**Description of the task**
Can you pull out each line of the data below that includes the word "посади"?

Dataset entries
---
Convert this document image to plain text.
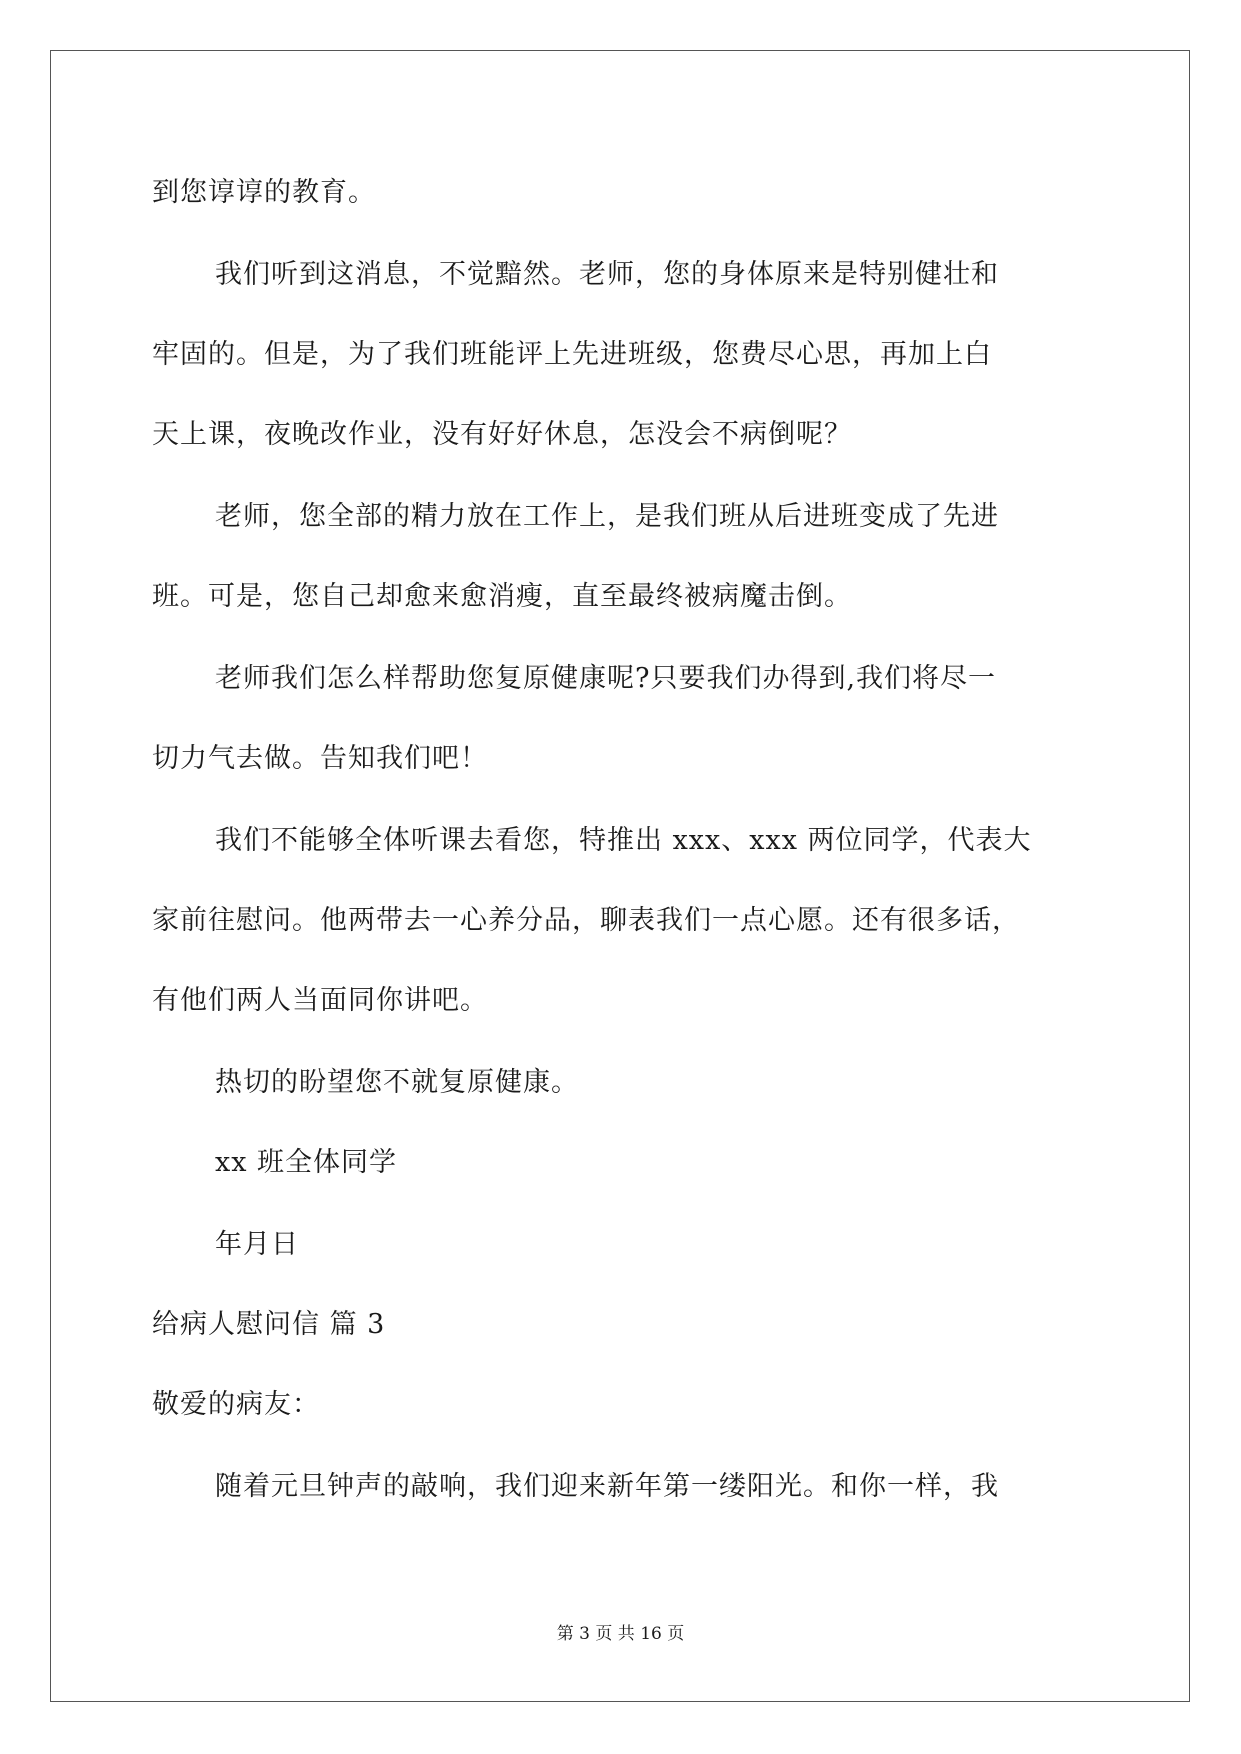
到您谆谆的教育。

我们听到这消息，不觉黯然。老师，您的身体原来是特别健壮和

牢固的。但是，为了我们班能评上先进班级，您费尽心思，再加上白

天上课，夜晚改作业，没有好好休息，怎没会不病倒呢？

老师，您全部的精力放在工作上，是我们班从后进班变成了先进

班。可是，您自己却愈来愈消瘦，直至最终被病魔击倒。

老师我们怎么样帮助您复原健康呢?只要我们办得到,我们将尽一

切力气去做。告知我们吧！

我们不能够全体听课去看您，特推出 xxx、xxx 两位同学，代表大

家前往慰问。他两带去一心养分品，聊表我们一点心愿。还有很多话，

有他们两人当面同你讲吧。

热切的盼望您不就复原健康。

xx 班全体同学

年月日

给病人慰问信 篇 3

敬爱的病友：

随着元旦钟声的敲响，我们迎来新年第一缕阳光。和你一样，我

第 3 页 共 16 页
---
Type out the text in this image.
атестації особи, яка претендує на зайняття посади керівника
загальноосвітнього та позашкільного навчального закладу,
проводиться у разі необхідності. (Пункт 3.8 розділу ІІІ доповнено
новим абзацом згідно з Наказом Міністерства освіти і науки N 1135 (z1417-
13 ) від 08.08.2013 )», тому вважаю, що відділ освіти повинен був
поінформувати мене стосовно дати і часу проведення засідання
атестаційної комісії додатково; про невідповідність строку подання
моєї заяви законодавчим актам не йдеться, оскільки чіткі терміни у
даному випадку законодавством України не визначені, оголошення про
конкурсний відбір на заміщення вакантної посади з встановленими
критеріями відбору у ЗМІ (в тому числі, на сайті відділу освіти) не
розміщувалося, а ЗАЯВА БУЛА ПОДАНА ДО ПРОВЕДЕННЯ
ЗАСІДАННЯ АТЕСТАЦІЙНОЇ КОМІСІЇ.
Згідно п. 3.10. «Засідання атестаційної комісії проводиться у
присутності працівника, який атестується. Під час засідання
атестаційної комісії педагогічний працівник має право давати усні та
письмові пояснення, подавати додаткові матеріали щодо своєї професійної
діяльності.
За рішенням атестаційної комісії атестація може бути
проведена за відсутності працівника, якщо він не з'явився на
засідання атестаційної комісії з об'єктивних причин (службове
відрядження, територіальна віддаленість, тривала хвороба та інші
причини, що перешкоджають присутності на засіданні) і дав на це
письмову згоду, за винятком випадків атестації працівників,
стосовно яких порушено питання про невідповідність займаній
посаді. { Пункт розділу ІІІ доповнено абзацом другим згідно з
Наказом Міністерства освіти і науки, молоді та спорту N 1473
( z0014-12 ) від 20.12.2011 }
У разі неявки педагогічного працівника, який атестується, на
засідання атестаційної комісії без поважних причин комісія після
---
**Written solution**
атестації особи, яка претендує на зайняття посади керівника
конкурсний відбір на заміщення вакантної посади з встановленими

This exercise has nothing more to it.